# START OF Material provided

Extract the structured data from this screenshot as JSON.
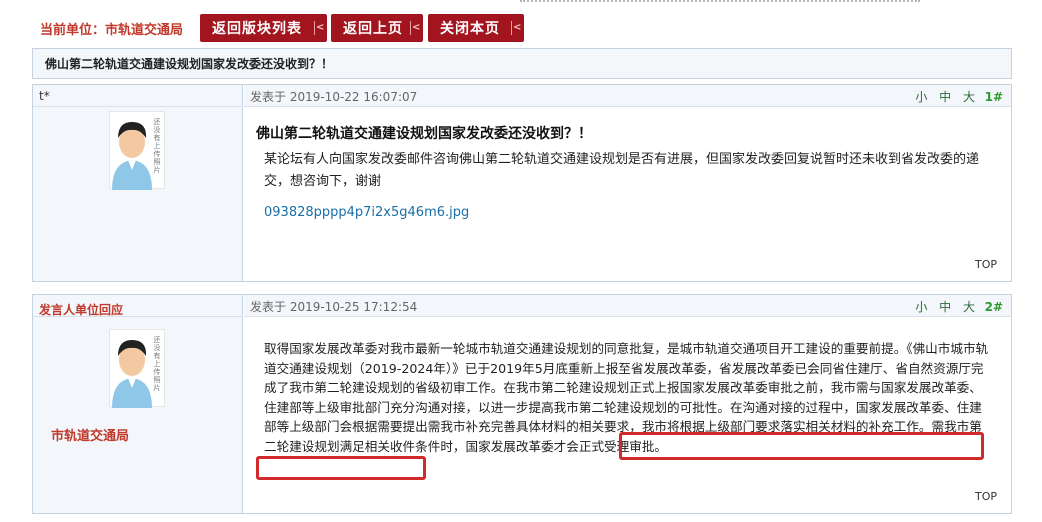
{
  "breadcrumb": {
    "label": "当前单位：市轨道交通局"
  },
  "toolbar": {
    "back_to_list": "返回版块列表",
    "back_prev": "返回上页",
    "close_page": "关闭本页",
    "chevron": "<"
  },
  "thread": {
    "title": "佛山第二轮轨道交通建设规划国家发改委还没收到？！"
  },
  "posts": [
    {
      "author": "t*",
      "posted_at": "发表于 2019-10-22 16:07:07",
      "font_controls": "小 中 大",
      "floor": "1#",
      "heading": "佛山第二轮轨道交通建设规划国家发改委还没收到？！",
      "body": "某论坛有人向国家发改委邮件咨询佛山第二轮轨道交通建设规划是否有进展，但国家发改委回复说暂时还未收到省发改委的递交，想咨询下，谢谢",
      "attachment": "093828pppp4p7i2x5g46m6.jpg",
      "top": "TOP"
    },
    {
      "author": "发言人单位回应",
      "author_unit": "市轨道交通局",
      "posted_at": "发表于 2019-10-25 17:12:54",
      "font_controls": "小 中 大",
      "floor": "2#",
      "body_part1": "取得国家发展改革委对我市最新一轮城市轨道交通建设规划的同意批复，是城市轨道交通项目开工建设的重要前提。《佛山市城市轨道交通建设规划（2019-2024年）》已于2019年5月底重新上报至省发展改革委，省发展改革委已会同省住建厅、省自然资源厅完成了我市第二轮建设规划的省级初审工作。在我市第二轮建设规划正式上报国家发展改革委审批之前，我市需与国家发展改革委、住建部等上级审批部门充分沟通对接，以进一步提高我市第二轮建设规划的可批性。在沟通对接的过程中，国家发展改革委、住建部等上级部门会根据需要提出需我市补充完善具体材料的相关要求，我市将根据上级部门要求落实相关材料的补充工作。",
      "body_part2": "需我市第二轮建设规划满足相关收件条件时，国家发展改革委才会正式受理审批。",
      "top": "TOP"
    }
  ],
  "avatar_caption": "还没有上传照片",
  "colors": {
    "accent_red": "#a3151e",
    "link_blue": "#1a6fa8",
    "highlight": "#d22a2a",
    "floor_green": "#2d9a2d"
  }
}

# END OF Material provided

What the exercise asks: Write out the whole listing exactly, and drop the pictures.

Correct response:
Extract the structured data from this screenshot as JSON.
{
  "breadcrumb": {
    "label": "当前单位：市轨道交通局"
  },
  "toolbar": {
    "back_to_list": "返回版块列表",
    "back_prev": "返回上页",
    "close_page": "关闭本页",
    "chevron": "<"
  },
  "thread": {
    "title": "佛山第二轮轨道交通建设规划国家发改委还没收到？！"
  },
  "posts": [
    {
      "author": "t*",
      "posted_at": "发表于 2019-10-22 16:07:07",
      "font_controls": "小 中 大",
      "floor": "1#",
      "heading": "佛山第二轮轨道交通建设规划国家发改委还没收到？！",
      "body": "某论坛有人向国家发改委邮件咨询佛山第二轮轨道交通建设规划是否有进展，但国家发改委回复说暂时还未收到省发改委的递交，想咨询下，谢谢",
      "attachment": "093828pppp4p7i2x5g46m6.jpg",
      "top": "TOP"
    },
    {
      "author": "发言人单位回应",
      "author_unit": "市轨道交通局",
      "posted_at": "发表于 2019-10-25 17:12:54",
      "font_controls": "小 中 大",
      "floor": "2#",
      "body_part1": "取得国家发展改革委对我市最新一轮城市轨道交通建设规划的同意批复，是城市轨道交通项目开工建设的重要前提。《佛山市城市轨道交通建设规划（2019-2024年）》已于2019年5月底重新上报至省发展改革委，省发展改革委已会同省住建厅、省自然资源厅完成了我市第二轮建设规划的省级初审工作。在我市第二轮建设规划正式上报国家发展改革委审批之前，我市需与国家发展改革委、住建部等上级审批部门充分沟通对接，以进一步提高我市第二轮建设规划的可批性。在沟通对接的过程中，国家发展改革委、住建部等上级部门会根据需要提出需我市补充完善具体材料的相关要求，我市将根据上级部门要求落实相关材料的补充工作。",
      "body_part2": "需我市第二轮建设规划满足相关收件条件时，国家发展改革委才会正式受理审批。",
      "top": "TOP"
    }
  ],
  "avatar_caption": "还没有上传照片",
  "colors": {
    "accent_red": "#a3151e",
    "link_blue": "#1a6fa8",
    "highlight": "#d22a2a",
    "floor_green": "#2d9a2d"
  }
}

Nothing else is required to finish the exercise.